• _SET PROBLEM_
Report how many lines hold the word "ferdig"; answer with the number alone.

Stored dataset items:
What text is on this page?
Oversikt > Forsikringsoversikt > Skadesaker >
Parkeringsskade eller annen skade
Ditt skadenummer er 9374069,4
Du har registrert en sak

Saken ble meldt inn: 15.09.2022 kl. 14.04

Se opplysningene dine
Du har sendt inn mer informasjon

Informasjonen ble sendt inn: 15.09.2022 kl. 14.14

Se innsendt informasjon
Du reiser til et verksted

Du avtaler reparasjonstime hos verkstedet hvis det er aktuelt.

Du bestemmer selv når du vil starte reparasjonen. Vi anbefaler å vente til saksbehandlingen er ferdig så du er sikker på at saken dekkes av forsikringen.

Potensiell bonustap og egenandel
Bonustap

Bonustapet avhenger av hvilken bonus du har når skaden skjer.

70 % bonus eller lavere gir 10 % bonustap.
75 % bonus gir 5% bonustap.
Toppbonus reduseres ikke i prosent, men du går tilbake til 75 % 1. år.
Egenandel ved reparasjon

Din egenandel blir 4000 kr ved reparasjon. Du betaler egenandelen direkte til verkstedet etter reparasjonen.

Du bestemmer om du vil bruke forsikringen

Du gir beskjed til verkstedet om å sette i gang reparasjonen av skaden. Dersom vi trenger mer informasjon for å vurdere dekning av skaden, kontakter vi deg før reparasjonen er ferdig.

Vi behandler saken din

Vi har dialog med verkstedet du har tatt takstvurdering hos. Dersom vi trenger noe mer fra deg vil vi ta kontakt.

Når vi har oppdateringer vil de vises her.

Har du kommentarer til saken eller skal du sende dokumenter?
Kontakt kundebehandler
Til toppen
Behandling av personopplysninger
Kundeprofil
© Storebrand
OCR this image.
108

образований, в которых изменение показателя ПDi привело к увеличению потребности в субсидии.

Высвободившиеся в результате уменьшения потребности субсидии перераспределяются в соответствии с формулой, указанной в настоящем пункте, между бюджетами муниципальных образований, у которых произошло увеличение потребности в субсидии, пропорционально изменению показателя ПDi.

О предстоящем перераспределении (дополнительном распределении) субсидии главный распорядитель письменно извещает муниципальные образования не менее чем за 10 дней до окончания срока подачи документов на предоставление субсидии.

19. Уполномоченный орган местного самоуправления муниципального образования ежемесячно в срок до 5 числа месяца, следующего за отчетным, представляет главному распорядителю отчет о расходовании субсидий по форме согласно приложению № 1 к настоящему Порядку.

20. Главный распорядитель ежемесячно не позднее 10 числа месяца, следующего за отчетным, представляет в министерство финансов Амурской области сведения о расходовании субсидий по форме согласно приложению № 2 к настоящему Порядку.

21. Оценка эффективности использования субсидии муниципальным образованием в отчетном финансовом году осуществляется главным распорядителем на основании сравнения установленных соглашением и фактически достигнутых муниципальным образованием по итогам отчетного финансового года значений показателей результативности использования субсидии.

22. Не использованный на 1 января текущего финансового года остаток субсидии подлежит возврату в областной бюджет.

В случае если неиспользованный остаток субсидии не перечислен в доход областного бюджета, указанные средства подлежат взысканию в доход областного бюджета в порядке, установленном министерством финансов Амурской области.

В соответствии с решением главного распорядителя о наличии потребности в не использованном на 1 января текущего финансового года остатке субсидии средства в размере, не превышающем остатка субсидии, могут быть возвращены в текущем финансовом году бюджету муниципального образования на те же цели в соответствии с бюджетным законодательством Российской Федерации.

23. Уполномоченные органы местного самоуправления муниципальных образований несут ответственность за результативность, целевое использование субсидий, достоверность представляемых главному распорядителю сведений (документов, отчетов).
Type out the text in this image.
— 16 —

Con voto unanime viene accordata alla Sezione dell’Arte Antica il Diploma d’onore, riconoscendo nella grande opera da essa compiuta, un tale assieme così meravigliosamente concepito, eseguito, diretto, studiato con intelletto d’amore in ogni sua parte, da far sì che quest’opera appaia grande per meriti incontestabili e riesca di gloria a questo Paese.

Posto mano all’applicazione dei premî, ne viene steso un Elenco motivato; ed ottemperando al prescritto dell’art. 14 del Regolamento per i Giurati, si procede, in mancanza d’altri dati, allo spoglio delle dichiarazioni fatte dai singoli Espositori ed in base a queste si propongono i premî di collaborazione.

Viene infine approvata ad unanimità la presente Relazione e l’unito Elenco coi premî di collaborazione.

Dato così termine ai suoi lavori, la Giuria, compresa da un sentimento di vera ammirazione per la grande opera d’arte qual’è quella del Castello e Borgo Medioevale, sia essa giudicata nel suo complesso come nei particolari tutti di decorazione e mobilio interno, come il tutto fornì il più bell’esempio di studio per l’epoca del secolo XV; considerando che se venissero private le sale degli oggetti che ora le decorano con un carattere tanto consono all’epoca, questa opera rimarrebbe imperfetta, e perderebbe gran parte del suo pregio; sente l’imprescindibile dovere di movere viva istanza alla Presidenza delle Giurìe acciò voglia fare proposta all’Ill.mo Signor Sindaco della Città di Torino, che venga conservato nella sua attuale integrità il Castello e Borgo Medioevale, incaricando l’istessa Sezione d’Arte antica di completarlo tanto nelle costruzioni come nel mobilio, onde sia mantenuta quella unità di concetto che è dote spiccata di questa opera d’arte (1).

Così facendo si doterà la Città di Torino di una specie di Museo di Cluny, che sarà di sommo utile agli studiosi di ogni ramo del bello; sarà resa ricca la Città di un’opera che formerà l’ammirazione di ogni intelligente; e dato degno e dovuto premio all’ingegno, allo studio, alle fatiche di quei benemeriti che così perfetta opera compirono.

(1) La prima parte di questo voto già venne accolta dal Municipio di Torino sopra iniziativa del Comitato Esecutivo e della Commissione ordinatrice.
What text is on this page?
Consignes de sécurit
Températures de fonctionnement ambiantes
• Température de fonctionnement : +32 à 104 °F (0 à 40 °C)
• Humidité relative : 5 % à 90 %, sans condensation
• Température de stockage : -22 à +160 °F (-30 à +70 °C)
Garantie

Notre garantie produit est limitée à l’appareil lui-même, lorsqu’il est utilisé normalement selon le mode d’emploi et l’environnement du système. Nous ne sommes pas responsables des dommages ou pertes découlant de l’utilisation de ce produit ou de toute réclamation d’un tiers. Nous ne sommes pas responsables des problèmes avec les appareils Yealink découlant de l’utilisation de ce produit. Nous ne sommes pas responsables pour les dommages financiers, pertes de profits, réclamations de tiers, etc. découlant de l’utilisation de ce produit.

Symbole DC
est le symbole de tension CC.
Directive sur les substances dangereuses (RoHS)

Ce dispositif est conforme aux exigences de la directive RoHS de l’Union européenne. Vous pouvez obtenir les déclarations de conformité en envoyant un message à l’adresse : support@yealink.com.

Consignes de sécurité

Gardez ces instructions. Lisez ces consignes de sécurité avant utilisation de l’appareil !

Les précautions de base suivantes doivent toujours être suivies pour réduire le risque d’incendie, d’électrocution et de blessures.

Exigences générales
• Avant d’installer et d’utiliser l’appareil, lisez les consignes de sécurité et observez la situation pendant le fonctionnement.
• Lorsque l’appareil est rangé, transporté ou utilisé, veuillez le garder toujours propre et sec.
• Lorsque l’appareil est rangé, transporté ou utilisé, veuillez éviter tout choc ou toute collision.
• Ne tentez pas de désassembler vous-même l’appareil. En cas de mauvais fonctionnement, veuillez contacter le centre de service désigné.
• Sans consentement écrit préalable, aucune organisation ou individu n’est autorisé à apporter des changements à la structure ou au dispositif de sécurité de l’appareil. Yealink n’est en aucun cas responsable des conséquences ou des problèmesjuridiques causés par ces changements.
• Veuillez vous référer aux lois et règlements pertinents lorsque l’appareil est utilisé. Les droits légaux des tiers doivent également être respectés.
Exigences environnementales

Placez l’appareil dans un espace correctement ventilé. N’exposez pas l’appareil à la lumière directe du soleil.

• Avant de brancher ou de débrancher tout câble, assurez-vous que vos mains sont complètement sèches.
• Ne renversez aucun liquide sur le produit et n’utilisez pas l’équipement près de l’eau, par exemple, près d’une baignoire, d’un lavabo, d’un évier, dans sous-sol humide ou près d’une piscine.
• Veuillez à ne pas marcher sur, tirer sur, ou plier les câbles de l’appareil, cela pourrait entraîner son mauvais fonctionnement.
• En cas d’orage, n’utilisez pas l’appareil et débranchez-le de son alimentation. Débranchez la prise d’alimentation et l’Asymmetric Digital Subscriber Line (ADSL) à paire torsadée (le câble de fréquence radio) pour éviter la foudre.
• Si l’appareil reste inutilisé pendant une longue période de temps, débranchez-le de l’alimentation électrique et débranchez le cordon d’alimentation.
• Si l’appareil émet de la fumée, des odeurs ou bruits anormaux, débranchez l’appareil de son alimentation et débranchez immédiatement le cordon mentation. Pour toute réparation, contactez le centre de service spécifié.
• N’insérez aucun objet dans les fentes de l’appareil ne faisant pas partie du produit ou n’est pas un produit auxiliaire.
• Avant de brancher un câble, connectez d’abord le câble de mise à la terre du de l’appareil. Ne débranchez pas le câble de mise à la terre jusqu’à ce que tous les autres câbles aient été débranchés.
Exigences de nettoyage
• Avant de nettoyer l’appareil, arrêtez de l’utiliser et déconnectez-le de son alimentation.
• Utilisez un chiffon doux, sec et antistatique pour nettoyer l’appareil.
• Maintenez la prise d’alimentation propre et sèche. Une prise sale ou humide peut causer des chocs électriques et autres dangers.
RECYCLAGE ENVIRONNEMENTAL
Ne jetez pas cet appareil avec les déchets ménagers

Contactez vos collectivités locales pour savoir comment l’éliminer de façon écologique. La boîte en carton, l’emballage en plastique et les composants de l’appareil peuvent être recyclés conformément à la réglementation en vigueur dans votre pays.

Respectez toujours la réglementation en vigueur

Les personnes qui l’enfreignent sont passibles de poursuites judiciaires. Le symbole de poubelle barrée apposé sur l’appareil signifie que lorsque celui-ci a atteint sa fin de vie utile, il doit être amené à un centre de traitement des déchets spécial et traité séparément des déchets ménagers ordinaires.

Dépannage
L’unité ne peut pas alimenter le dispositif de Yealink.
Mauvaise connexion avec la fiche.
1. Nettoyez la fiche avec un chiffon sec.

• _RESULT FOR THIS TASK_
2